- **REQUIREMENTS**
Set down the material below in full, matching it exactly.
------------------------------
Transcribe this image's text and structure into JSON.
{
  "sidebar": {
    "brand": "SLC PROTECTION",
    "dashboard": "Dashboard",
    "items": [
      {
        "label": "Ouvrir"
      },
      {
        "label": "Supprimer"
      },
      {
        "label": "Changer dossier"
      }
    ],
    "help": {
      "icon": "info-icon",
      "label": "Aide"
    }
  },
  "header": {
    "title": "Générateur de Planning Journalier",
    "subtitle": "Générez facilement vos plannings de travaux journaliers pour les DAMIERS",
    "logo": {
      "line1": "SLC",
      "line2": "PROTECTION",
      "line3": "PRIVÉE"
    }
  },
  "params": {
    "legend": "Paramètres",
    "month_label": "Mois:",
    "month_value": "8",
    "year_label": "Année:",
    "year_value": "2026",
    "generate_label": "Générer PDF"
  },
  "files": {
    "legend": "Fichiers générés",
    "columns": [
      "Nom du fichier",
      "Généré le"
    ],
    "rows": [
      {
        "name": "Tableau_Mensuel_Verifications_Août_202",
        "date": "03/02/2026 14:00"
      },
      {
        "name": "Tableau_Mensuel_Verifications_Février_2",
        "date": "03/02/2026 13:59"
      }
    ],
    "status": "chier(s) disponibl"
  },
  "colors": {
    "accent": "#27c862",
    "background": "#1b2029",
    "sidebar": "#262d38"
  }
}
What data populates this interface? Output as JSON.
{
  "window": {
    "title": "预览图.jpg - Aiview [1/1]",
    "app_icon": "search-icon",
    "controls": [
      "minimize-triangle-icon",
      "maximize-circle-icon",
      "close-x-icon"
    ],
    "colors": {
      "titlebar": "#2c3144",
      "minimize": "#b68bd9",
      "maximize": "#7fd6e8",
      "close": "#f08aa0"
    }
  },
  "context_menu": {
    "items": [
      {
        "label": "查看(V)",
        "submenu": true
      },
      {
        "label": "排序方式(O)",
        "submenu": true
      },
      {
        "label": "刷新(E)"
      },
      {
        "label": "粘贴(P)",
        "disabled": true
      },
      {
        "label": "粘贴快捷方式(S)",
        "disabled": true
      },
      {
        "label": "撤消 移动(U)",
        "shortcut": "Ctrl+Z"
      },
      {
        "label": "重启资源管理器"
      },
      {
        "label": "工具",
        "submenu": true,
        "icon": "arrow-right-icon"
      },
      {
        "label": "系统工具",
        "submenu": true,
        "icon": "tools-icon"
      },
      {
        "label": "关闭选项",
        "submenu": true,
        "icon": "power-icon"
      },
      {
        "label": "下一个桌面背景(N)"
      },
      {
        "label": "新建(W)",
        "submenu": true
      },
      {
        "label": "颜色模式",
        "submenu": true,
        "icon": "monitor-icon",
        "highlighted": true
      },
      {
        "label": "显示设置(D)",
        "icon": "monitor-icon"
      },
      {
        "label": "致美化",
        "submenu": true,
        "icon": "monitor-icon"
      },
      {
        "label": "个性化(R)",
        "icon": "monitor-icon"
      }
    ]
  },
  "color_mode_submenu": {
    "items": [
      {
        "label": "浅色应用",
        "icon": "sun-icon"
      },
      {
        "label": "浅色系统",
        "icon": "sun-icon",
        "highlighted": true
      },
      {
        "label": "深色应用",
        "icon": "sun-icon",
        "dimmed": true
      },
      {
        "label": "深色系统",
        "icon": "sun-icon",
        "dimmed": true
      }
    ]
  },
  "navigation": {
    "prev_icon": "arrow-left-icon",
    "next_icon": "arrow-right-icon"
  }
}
------------------------------
- **TASK RESULT**
Transcribe this image's text and structure into JSON.
{
  "sidebar": {
    "brand": "SLC PROTECTION",
    "dashboard": "Dashboard",
    "items": [
      {
        "label": "Ouvrir"
      },
      {
        "label": "Supprimer"
      },
      {
        "label": "Changer dossier"
      }
    ],
    "help": {
      "icon": "info-icon",
      "label": "Aide"
    }
  },
  "header": {
    "title": "Générateur de Planning Journalier",
    "subtitle": "Générez facilement vos plannings de travaux journaliers pour les DAMIERS",
    "logo": {
      "line1": "SLC",
      "line2": "PROTECTION",
      "line3": "PRIVÉE"
    }
  },
  "params": {
    "legend": "Paramètres",
    "month_label": "Mois:",
    "month_value": "8",
    "year_label": "Année:",
    "year_value": "2026",
    "generate_label": "Générer PDF"
  },
  "files": {
    "legend": "Fichiers générés",
    "columns": [
      "Nom du fichier",
      "Généré le"
    ],
    "rows": [
      {
        "name": "Tableau_Mensuel_Verifications_Août_202",
        "date": "03/02/2026 14:00"
      },
      {
        "name": "Tableau_Mensuel_Verifications_Février_2",
        "date": "03/02/2026 13:59"
      }
    ],
    "status": "chier(s) disponibl"
  },
  "colors": {
    "accent": "#27c862",
    "background": "#1b2029",
    "sidebar": "#262d38"
  }
}
What data populates this interface? Output as JSON.
{
  "window": {
    "title": "预览图.jpg - Aiview [1/1]",
    "app_icon": "search-icon",
    "controls": [
      "minimize-triangle-icon",
      "maximize-circle-icon",
      "close-x-icon"
    ],
    "colors": {
      "titlebar": "#2c3144",
      "minimize": "#b68bd9",
      "maximize": "#7fd6e8",
      "close": "#f08aa0"
    }
  },
  "context_menu": {
    "items": [
      {
        "label": "查看(V)",
        "submenu": true
      },
      {
        "label": "排序方式(O)",
        "submenu": true
      },
      {
        "label": "刷新(E)"
      },
      {
        "label": "粘贴(P)",
        "disabled": true
      },
      {
        "label": "粘贴快捷方式(S)",
        "disabled": true
      },
      {
        "label": "撤消 移动(U)",
        "shortcut": "Ctrl+Z"
      },
      {
        "label": "重启资源管理器"
      },
      {
        "label": "工具",
        "submenu": true,
        "icon": "arrow-right-icon"
      },
      {
        "label": "系统工具",
        "submenu": true,
        "icon": "tools-icon"
      },
      {
        "label": "关闭选项",
        "submenu": true,
        "icon": "power-icon"
      },
      {
        "label": "下一个桌面背景(N)"
      },
      {
        "label": "新建(W)",
        "submenu": true
      },
      {
        "label": "颜色模式",
        "submenu": true,
        "icon": "monitor-icon",
        "highlighted": true
      },
      {
        "label": "显示设置(D)",
        "icon": "monitor-icon"
      },
      {
        "label": "致美化",
        "submenu": true,
        "icon": "monitor-icon"
      },
      {
        "label": "个性化(R)",
        "icon": "monitor-icon"
      }
    ]
  },
  "color_mode_submenu": {
    "items": [
      {
        "label": "浅色应用",
        "icon": "sun-icon"
      },
      {
        "label": "浅色系统",
        "icon": "sun-icon",
        "highlighted": true
      },
      {
        "label": "深色应用",
        "icon": "sun-icon",
        "dimmed": true
      },
      {
        "label": "深色系统",
        "icon": "sun-icon",
        "dimmed": true
      }
    ]
  },
  "navigation": {
    "prev_icon": "arrow-left-icon",
    "next_icon": "arrow-right-icon"
  }
}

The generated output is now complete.